→ Exercise aim: Copy all of the material below word for word, leaving out any pictures.
--- Exercise materials ---
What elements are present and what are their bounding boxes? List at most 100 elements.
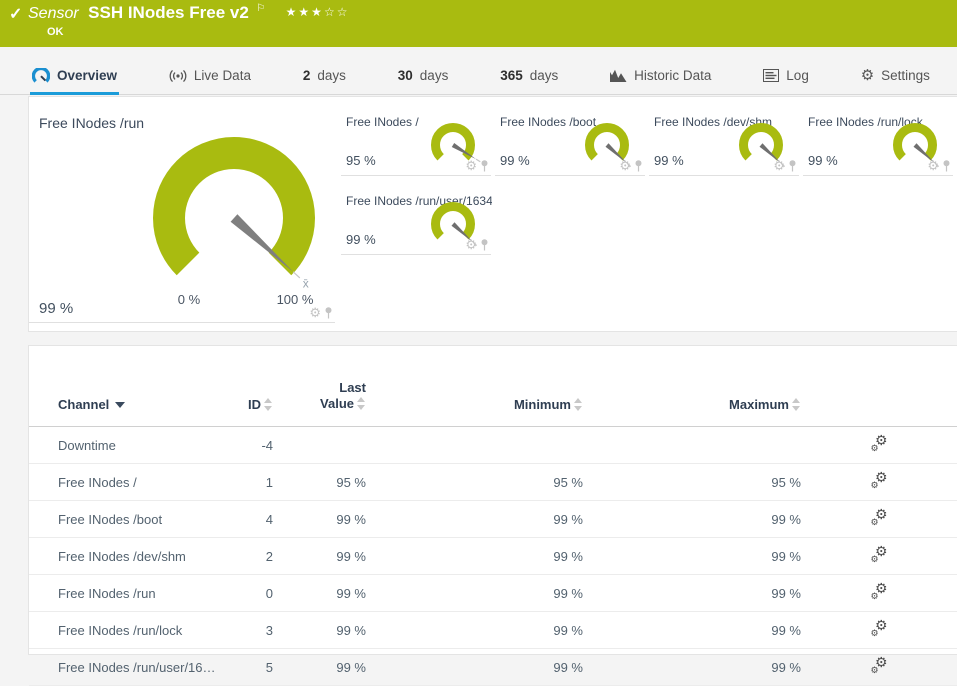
column-header-maximum[interactable]: Maximum	[583, 374, 801, 427]
cell-channel: Free INodes /dev/shm	[29, 537, 245, 575]
pin-icon[interactable]	[480, 159, 489, 172]
star-rating[interactable]: ★★★☆☆	[286, 5, 350, 19]
cell-channel: Free INodes /run/lock	[29, 611, 245, 649]
table-row: Free INodes /run/lock 3 99 % 99 % 99 % ⚙…	[29, 611, 957, 649]
cell-maximum: 95 %	[583, 463, 801, 501]
tab-overview[interactable]: Overview	[30, 59, 120, 95]
cell-id: 4	[245, 500, 273, 538]
gauge-dial: x̄	[153, 137, 315, 290]
cell-minimum: 99 %	[366, 500, 583, 538]
cell-id: 1	[245, 463, 273, 501]
cell-maximum: 99 %	[583, 611, 801, 649]
sensor-title: SSH INodes Free v2	[88, 3, 249, 22]
channel-settings-gears-icon[interactable]: ⚙ ⚙	[871, 433, 888, 453]
tab-settings[interactable]: ⚙ Settings	[859, 59, 932, 95]
cell-id: 5	[245, 648, 273, 686]
cell-channel: Free INodes /run/user/16…	[29, 648, 245, 686]
pin-icon[interactable]	[324, 306, 333, 319]
cell-channel: Free INodes /run	[29, 574, 245, 612]
channel-settings-gears-icon[interactable]: ⚙ ⚙	[871, 507, 888, 527]
sensor-kind-label: Sensor	[28, 5, 79, 22]
column-header-last-value[interactable]: Last Value	[273, 374, 366, 427]
historic-chart-icon	[610, 69, 627, 83]
pin-icon[interactable]	[788, 159, 797, 172]
gauge-value: 99 %	[654, 153, 684, 168]
channel-settings-gears-icon[interactable]: ⚙ ⚙	[871, 618, 888, 638]
cell-maximum	[583, 426, 801, 464]
sort-icon	[792, 398, 801, 411]
tab-historic-data[interactable]: Historic Data	[608, 59, 713, 95]
status-ok-label: OK	[47, 26, 64, 38]
sort-desc-icon	[115, 402, 126, 408]
cell-minimum: 95 %	[366, 463, 583, 501]
channel-gauge-card[interactable]: Free INodes /run/lock 99 % ⚙	[803, 97, 953, 176]
channel-settings-gears-icon[interactable]: ⚙ ⚙	[871, 544, 888, 564]
settings-gear-icon: ⚙	[860, 67, 875, 84]
gear-icon[interactable]: ⚙	[619, 159, 631, 172]
gear-icon[interactable]: ⚙	[927, 159, 939, 172]
table-row: Free INodes /dev/shm 2 99 % 99 % 99 % ⚙ ⚙	[29, 537, 957, 575]
cell-id: 0	[245, 574, 273, 612]
log-icon	[763, 69, 780, 82]
channel-gauge-card[interactable]: Free INodes / 95 % ⚙	[341, 97, 491, 176]
cell-id: 3	[245, 611, 273, 649]
cell-minimum: 99 %	[366, 537, 583, 575]
gauge-title: Free INodes /run	[39, 115, 145, 131]
table-row: Free INodes /boot 4 99 % 99 % 99 % ⚙ ⚙	[29, 500, 957, 538]
column-header-minimum[interactable]: Minimum	[366, 374, 583, 427]
flag-icon[interactable]: ⚐	[256, 3, 265, 14]
top-status-bar: ✓ Sensor SSH INodes Free v2 ⚐ ★★★☆☆ OK	[0, 0, 957, 47]
cell-maximum: 99 %	[583, 500, 801, 538]
cell-channel: Free INodes /	[29, 463, 245, 501]
cell-id: 2	[245, 537, 273, 575]
column-header-actions	[801, 374, 957, 427]
tab-live-data[interactable]: Live Data	[167, 59, 253, 95]
primary-gauge-card[interactable]: Free INodes /run x̄ 0 % 100 % 99 % ⚙	[29, 97, 335, 323]
channel-gauge-card[interactable]: Free INodes /run/user/16342… 99 % ⚙	[341, 176, 492, 255]
channel-settings-gears-icon[interactable]: ⚙ ⚙	[871, 655, 888, 675]
tab-log[interactable]: Log	[761, 59, 811, 95]
tab-2-days[interactable]: 2 days	[301, 59, 348, 95]
channel-settings-gears-icon[interactable]: ⚙ ⚙	[871, 470, 888, 490]
gauge-value: 99 %	[500, 153, 530, 168]
gauge-value: 95 %	[346, 153, 376, 168]
gear-icon[interactable]: ⚙	[309, 306, 321, 319]
cell-minimum: 99 %	[366, 611, 583, 649]
stars-filled-icon: ★★★	[285, 5, 324, 19]
channel-settings-gears-icon[interactable]: ⚙ ⚙	[871, 581, 888, 601]
table-row: Free INodes /run 0 99 % 99 % 99 % ⚙ ⚙	[29, 574, 957, 612]
column-header-id[interactable]: ID	[245, 374, 273, 427]
cell-id: -4	[245, 426, 273, 464]
tab-365-days[interactable]: 365 days	[498, 59, 560, 95]
gear-icon[interactable]: ⚙	[465, 159, 477, 172]
cell-last-value: 95 %	[273, 463, 366, 501]
sort-icon	[357, 397, 366, 410]
cell-minimum	[366, 426, 583, 464]
pin-icon[interactable]	[634, 159, 643, 172]
tab-30-days[interactable]: 30 days	[396, 59, 451, 95]
cell-channel: Free INodes /boot	[29, 500, 245, 538]
stars-empty-icon: ☆☆	[323, 5, 350, 19]
gauge-scale-min-label: 0 %	[177, 292, 201, 307]
pin-icon[interactable]	[480, 238, 489, 251]
channel-gauge-card[interactable]: Free INodes /boot 99 % ⚙	[495, 97, 645, 176]
cell-last-value: 99 %	[273, 574, 366, 612]
gauge-value: 99 %	[39, 300, 74, 317]
column-header-channel[interactable]: Channel	[29, 374, 245, 427]
cell-last-value	[273, 426, 366, 464]
pin-icon[interactable]	[942, 159, 951, 172]
channels-table-panel: Channel ID Last Value Minimum Maximum Do…	[28, 345, 957, 686]
cell-maximum: 99 %	[583, 537, 801, 575]
cell-channel: Downtime	[29, 426, 245, 464]
sort-icon	[264, 398, 273, 411]
gear-icon[interactable]: ⚙	[465, 238, 477, 251]
table-row: Free INodes / 1 95 % 95 % 95 % ⚙ ⚙	[29, 463, 957, 501]
cell-last-value: 99 %	[273, 611, 366, 649]
cell-last-value: 99 %	[273, 648, 366, 686]
cell-last-value: 99 %	[273, 500, 366, 538]
status-check-icon: ✓	[9, 6, 23, 23]
cell-minimum: 99 %	[366, 648, 583, 686]
table-row: Downtime -4 ⚙ ⚙	[29, 426, 957, 464]
gear-icon[interactable]: ⚙	[773, 159, 785, 172]
channel-gauge-card[interactable]: Free INodes /dev/shm 99 % ⚙	[649, 97, 799, 176]
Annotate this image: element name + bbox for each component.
---
→ Task solution:
What elements are present and what are their bounding boxes? List at most 100 elements.
column-header-maximum[interactable]: Maximum	[583, 374, 801, 427]
cell-channel: Free INodes /dev/shm	[29, 537, 245, 575]
pin-icon[interactable]	[480, 159, 489, 172]
star-rating[interactable]: ★★★☆☆	[286, 5, 350, 19]
cell-channel: Free INodes /run/lock	[29, 611, 245, 649]
table-row: Free INodes /run/lock 3 99 % 99 % 99 % ⚙…	[29, 611, 957, 649]
cell-maximum: 95 %	[583, 463, 801, 501]
tab-overview[interactable]: Overview	[30, 59, 120, 95]
cell-id: 4	[245, 500, 273, 538]
gauge-dial: x̄	[153, 137, 315, 290]
cell-minimum: 99 %	[366, 500, 583, 538]
cell-id: 1	[245, 463, 273, 501]
cell-maximum: 99 %	[583, 611, 801, 649]
sensor-title: SSH INodes Free v2	[88, 3, 249, 22]
channel-settings-gears-icon[interactable]: ⚙ ⚙	[871, 433, 888, 453]
tab-settings[interactable]: ⚙ Settings	[859, 59, 932, 95]
cell-id: 5	[245, 648, 273, 686]
cell-channel: Free INodes /run/user/16…	[29, 648, 245, 686]
pin-icon[interactable]	[324, 306, 333, 319]
cell-channel: Free INodes /run	[29, 574, 245, 612]
channel-settings-gears-icon[interactable]: ⚙ ⚙	[871, 507, 888, 527]
sensor-kind-label: Sensor	[28, 5, 79, 22]
column-header-last-value[interactable]: Last Value	[273, 374, 366, 427]
historic-chart-icon	[610, 69, 627, 83]
pin-icon[interactable]	[788, 159, 797, 172]
gauge-value: 99 %	[654, 153, 684, 168]
channel-settings-gears-icon[interactable]: ⚙ ⚙	[871, 618, 888, 638]
cell-maximum	[583, 426, 801, 464]
sort-icon	[792, 398, 801, 411]
tab-historic-data[interactable]: Historic Data	[608, 59, 713, 95]
status-ok-label: OK	[47, 26, 64, 38]
sort-desc-icon	[115, 402, 126, 408]
cell-minimum: 95 %	[366, 463, 583, 501]
channel-gauge-card[interactable]: Free INodes /run/lock 99 % ⚙	[803, 97, 953, 176]
channel-settings-gears-icon[interactable]: ⚙ ⚙	[871, 544, 888, 564]
settings-gear-icon: ⚙	[860, 67, 875, 84]
gear-icon[interactable]: ⚙	[619, 159, 631, 172]
gear-icon[interactable]: ⚙	[927, 159, 939, 172]
table-row: Free INodes /dev/shm 2 99 % 99 % 99 % ⚙ ⚙	[29, 537, 957, 575]
cell-id: 0	[245, 574, 273, 612]
log-icon	[763, 69, 780, 82]
channel-gauge-card[interactable]: Free INodes / 95 % ⚙	[341, 97, 491, 176]
cell-id: 3	[245, 611, 273, 649]
cell-minimum: 99 %	[366, 537, 583, 575]
gauge-title: Free INodes /run	[39, 115, 145, 131]
table-row: Free INodes /boot 4 99 % 99 % 99 % ⚙ ⚙	[29, 500, 957, 538]
column-header-minimum[interactable]: Minimum	[366, 374, 583, 427]
flag-icon[interactable]: ⚐	[256, 3, 265, 14]
top-status-bar: ✓ Sensor SSH INodes Free v2 ⚐ ★★★☆☆ OK	[0, 0, 957, 47]
cell-maximum: 99 %	[583, 500, 801, 538]
cell-channel: Free INodes /	[29, 463, 245, 501]
cell-id: 2	[245, 537, 273, 575]
column-header-actions	[801, 374, 957, 427]
tab-live-data[interactable]: Live Data	[167, 59, 253, 95]
primary-gauge-card[interactable]: Free INodes /run x̄ 0 % 100 % 99 % ⚙	[29, 97, 335, 323]
channel-gauge-card[interactable]: Free INodes /run/user/16342… 99 % ⚙	[341, 176, 492, 255]
channel-settings-gears-icon[interactable]: ⚙ ⚙	[871, 655, 888, 675]
tab-log[interactable]: Log	[761, 59, 811, 95]
tab-2-days[interactable]: 2 days	[301, 59, 348, 95]
channel-settings-gears-icon[interactable]: ⚙ ⚙	[871, 470, 888, 490]
gauge-value: 99 %	[500, 153, 530, 168]
gauge-value: 95 %	[346, 153, 376, 168]
gear-icon[interactable]: ⚙	[309, 306, 321, 319]
cell-minimum: 99 %	[366, 611, 583, 649]
stars-filled-icon: ★★★	[285, 5, 324, 19]
channel-settings-gears-icon[interactable]: ⚙ ⚙	[871, 581, 888, 601]
table-row: Free INodes /run 0 99 % 99 % 99 % ⚙ ⚙	[29, 574, 957, 612]
column-header-id[interactable]: ID	[245, 374, 273, 427]
cell-id: -4	[245, 426, 273, 464]
tab-365-days[interactable]: 365 days	[498, 59, 560, 95]
gear-icon[interactable]: ⚙	[465, 159, 477, 172]
cell-last-value: 95 %	[273, 463, 366, 501]
sort-icon	[357, 397, 366, 410]
cell-minimum	[366, 426, 583, 464]
pin-icon[interactable]	[634, 159, 643, 172]
tab-30-days[interactable]: 30 days	[396, 59, 451, 95]
cell-channel: Free INodes /boot	[29, 500, 245, 538]
stars-empty-icon: ☆☆	[323, 5, 350, 19]
gauge-scale-min-label: 0 %	[177, 292, 201, 307]
pin-icon[interactable]	[480, 238, 489, 251]
channel-gauge-card[interactable]: Free INodes /boot 99 % ⚙	[495, 97, 645, 176]
cell-last-value: 99 %	[273, 574, 366, 612]
gauge-value: 99 %	[39, 300, 74, 317]
column-header-channel[interactable]: Channel	[29, 374, 245, 427]
cell-last-value	[273, 426, 366, 464]
pin-icon[interactable]	[942, 159, 951, 172]
channels-table-panel: Channel ID Last Value Minimum Maximum Do…	[28, 345, 957, 686]
cell-maximum: 99 %	[583, 537, 801, 575]
cell-channel: Downtime	[29, 426, 245, 464]
sort-icon	[264, 398, 273, 411]
gear-icon[interactable]: ⚙	[465, 238, 477, 251]
table-row: Free INodes / 1 95 % 95 % 95 % ⚙ ⚙	[29, 463, 957, 501]
cell-last-value: 99 %	[273, 611, 366, 649]
cell-last-value: 99 %	[273, 648, 366, 686]
cell-last-value: 99 %	[273, 500, 366, 538]
status-check-icon: ✓	[9, 6, 23, 23]
cell-minimum: 99 %	[366, 648, 583, 686]
table-row: Downtime -4 ⚙ ⚙	[29, 426, 957, 464]
gear-icon[interactable]: ⚙	[773, 159, 785, 172]
channel-gauge-card[interactable]: Free INodes /dev/shm 99 % ⚙	[649, 97, 799, 176]
Annotate this image: element name + bbox for each component.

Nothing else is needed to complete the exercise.